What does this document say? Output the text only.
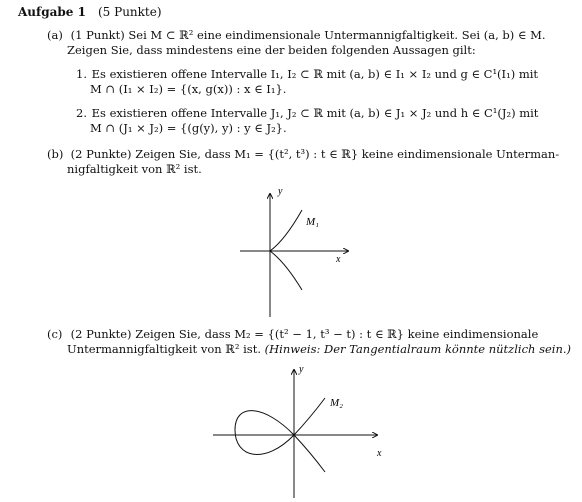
Aufgabe 1 (5 Punkte)
(a) (1 Punkt) Sei M ⊂ ℝ² eine eindimensionale Untermannigfaltigkeit. Sei (a, b) ∈ M.
Zeigen Sie, dass mindestens eine der beiden folgenden Aussagen gilt:
1. Es existieren offene Intervalle I₁, I₂ ⊂ ℝ mit (a, b) ∈ I₁ × I₂ und g ∈ C¹(I₁) mit
M ∩ (I₁ × I₂) = {(x, g(x)) : x ∈ I₁}.
2. Es existieren offene Intervalle J₁, J₂ ⊂ ℝ mit (a, b) ∈ J₁ × J₂ und h ∈ C¹(J₂) mit
M ∩ (J₁ × J₂) = {(g(y), y) : y ∈ J₂}.
(b) (2 Punkte) Zeigen Sie, dass M₁ = {(t², t³) : t ∈ ℝ} keine eindimensionale Unterman-
nigfaltigkeit von ℝ² ist.
y
x
M₁
(c) (2 Punkte) Zeigen Sie, dass M₂ = {(t² − 1, t³ − t) : t ∈ ℝ} keine eindimensionale
Untermannigfaltigkeit von ℝ² ist. (Hinweis: Der Tangentialraum könnte nützlich sein.)
y
x
M₂
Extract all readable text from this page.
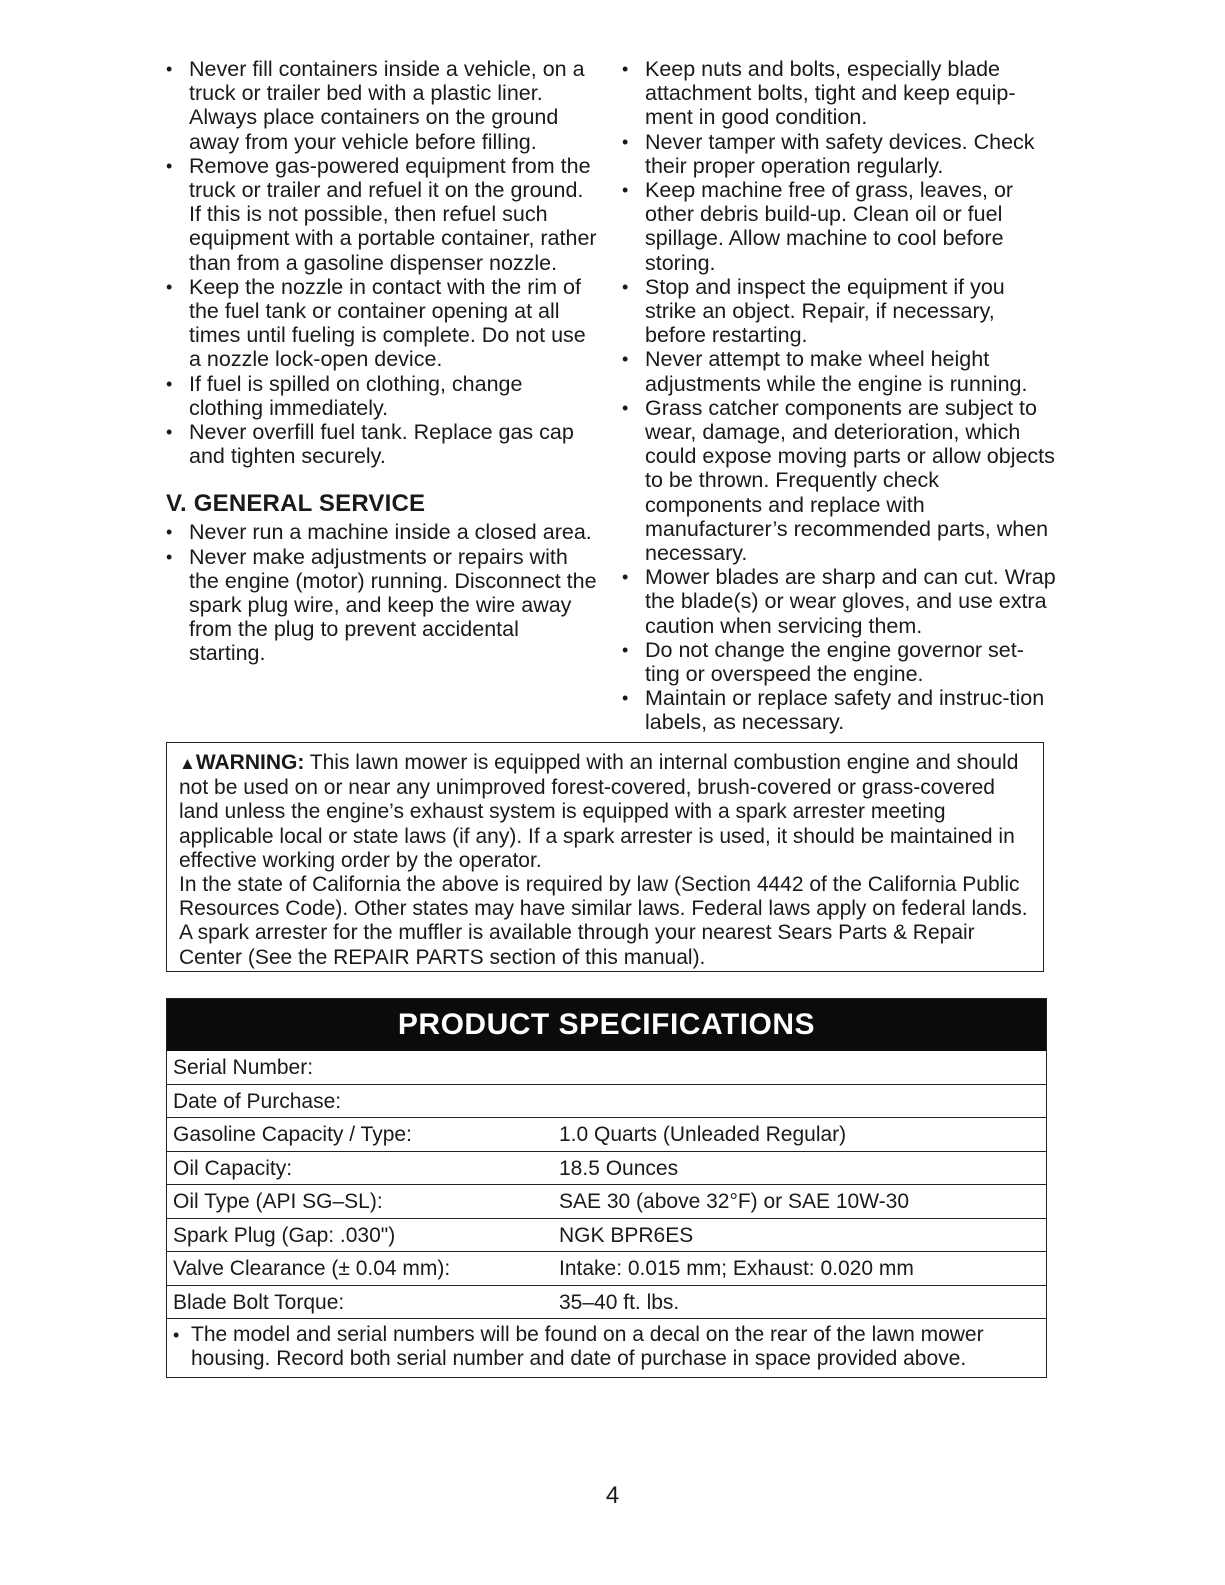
• Never fill containers inside a vehicle, on a truck or trailer bed with a plastic liner. Always place containers on the ground away from your vehicle before filling.
• Remove gas-powered equipment from the truck or trailer and refuel it on the ground. If this is not possible, then refuel such equipment with a portable container, rather than from a gasoline dispenser nozzle.
• Keep the nozzle in contact with the rim of the fuel tank or container opening at all times until fueling is complete. Do not use a nozzle lock-open device.
• If fuel is spilled on clothing, change clothing immediately.
• Never overfill fuel tank. Replace gas cap and tighten securely.
V. GENERAL SERVICE
• Never run a machine inside a closed area.
• Never make adjustments or repairs with the engine (motor) running. Disconnect the spark plug wire, and keep the wire away from the plug to prevent accidental starting.
• Keep nuts and bolts, especially blade attachment bolts, tight and keep equip-ment in good condition.
• Never tamper with safety devices. Check their proper operation regularly.
• Keep machine free of grass, leaves, or other debris build-up. Clean oil or fuel spillage. Allow machine to cool before storing.
• Stop and inspect the equipment if you strike an object. Repair, if necessary, before restarting.
• Never attempt to make wheel height adjustments while the engine is running.
• Grass catcher components are subject to wear, damage, and deterioration, which could expose moving parts or allow objects to be thrown. Frequently check components and replace with manufacturer’s recommended parts, when necessary.
• Mower blades are sharp and can cut. Wrap the blade(s) or wear gloves, and use extra caution when servicing them.
• Do not change the engine governor set-ting or overspeed the engine.
• Maintain or replace safety and instruc-tion labels, as necessary.

▲WARNING: This lawn mower is equipped with an internal combustion engine and should not be used on or near any unimproved forest-covered, brush-covered or grass-covered land unless the engine’s exhaust system is equipped with a spark arrester meeting applicable local or state laws (if any). If a spark arrester is used, it should be maintained in effective working order by the operator.

In the state of California the above is required by law (Section 4442 of the California Public Resources Code). Other states may have similar laws. Federal laws apply on federal lands. A spark arrester for the muffler is available through your nearest Sears Parts & Repair Center (See the REPAIR PARTS section of this manual).

PRODUCT SPECIFICATIONS
Serial Number:
Date of Purchase:
Gasoline Capacity / Type:	1.0 Quarts (Unleaded Regular)
Oil Capacity:	18.5 Ounces
Oil Type (API SG–SL):	SAE 30 (above 32°F) or SAE 10W-30
Spark Plug (Gap: .030")	NGK BPR6ES
Valve Clearance (± 0.04 mm):	Intake: 0.015 mm; Exhaust: 0.020 mm
Blade Bolt Torque:	35–40 ft. lbs.
• The model and serial numbers will be found on a decal on the rear of the lawn mower housing. Record both serial number and date of purchase in space provided above.
4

▶ _DESCRIPTION OF THE TASK_
Retype all the records shown above, character for character. Omit every picture.

▶ _EXPECTED ANSWER_
What does this document say? Output the text only.
Aufgabe 1 (5 Punkte)
(a) (1 Punkt) Sei M ⊂ ℝ² eine eindimensionale Untermannigfaltigkeit. Sei (a, b) ∈ M.
Zeigen Sie, dass mindestens eine der beiden folgenden Aussagen gilt:
1. Es existieren offene Intervalle I₁, I₂ ⊂ ℝ mit (a, b) ∈ I₁ × I₂ und g ∈ C¹(I₁) mit
M ∩ (I₁ × I₂) = {(x, g(x)) : x ∈ I₁}.
2. Es existieren offene Intervalle J₁, J₂ ⊂ ℝ mit (a, b) ∈ J₁ × J₂ und h ∈ C¹(J₂) mit
M ∩ (J₁ × J₂) = {(g(y), y) : y ∈ J₂}.
(b) (2 Punkte) Zeigen Sie, dass M₁ = {(t², t³) : t ∈ ℝ} keine eindimensionale Unterman-
nigfaltigkeit von ℝ² ist.
y
x
M₁
(c) (2 Punkte) Zeigen Sie, dass M₂ = {(t² − 1, t³ − t) : t ∈ ℝ} keine eindimensionale
Untermannigfaltigkeit von ℝ² ist. (Hinweis: Der Tangentialraum könnte nützlich sein.)
y
x
M₂
Extract all readable text from this page.
• Never fill containers inside a vehicle, on a truck or trailer bed with a plastic liner. Always place containers on the ground away from your vehicle before filling.
• Remove gas-powered equipment from the truck or trailer and refuel it on the ground. If this is not possible, then refuel such equipment with a portable container, rather than from a gasoline dispenser nozzle.
• Keep the nozzle in contact with the rim of the fuel tank or container opening at all times until fueling is complete. Do not use a nozzle lock-open device.
• If fuel is spilled on clothing, change clothing immediately.
• Never overfill fuel tank. Replace gas cap and tighten securely.
V. GENERAL SERVICE
• Never run a machine inside a closed area.
• Never make adjustments or repairs with the engine (motor) running. Disconnect the spark plug wire, and keep the wire away from the plug to prevent accidental starting.
• Keep nuts and bolts, especially blade attachment bolts, tight and keep equip-ment in good condition.
• Never tamper with safety devices. Check their proper operation regularly.
• Keep machine free of grass, leaves, or other debris build-up. Clean oil or fuel spillage. Allow machine to cool before storing.
• Stop and inspect the equipment if you strike an object. Repair, if necessary, before restarting.
• Never attempt to make wheel height adjustments while the engine is running.
• Grass catcher components are subject to wear, damage, and deterioration, which could expose moving parts or allow objects to be thrown. Frequently check components and replace with manufacturer’s recommended parts, when necessary.
• Mower blades are sharp and can cut. Wrap the blade(s) or wear gloves, and use extra caution when servicing them.
• Do not change the engine governor set-ting or overspeed the engine.
• Maintain or replace safety and instruc-tion labels, as necessary.

▲WARNING: This lawn mower is equipped with an internal combustion engine and should not be used on or near any unimproved forest-covered, brush-covered or grass-covered land unless the engine’s exhaust system is equipped with a spark arrester meeting applicable local or state laws (if any). If a spark arrester is used, it should be maintained in effective working order by the operator.

In the state of California the above is required by law (Section 4442 of the California Public Resources Code). Other states may have similar laws. Federal laws apply on federal lands. A spark arrester for the muffler is available through your nearest Sears Parts & Repair Center (See the REPAIR PARTS section of this manual).

PRODUCT SPECIFICATIONS
Serial Number:
Date of Purchase:
Gasoline Capacity / Type:	1.0 Quarts (Unleaded Regular)
Oil Capacity:	18.5 Ounces
Oil Type (API SG–SL):	SAE 30 (above 32°F) or SAE 10W-30
Spark Plug (Gap: .030")	NGK BPR6ES
Valve Clearance (± 0.04 mm):	Intake: 0.015 mm; Exhaust: 0.020 mm
Blade Bolt Torque:	35–40 ft. lbs.
• The model and serial numbers will be found on a decal on the rear of the lawn mower housing. Record both serial number and date of purchase in space provided above.
4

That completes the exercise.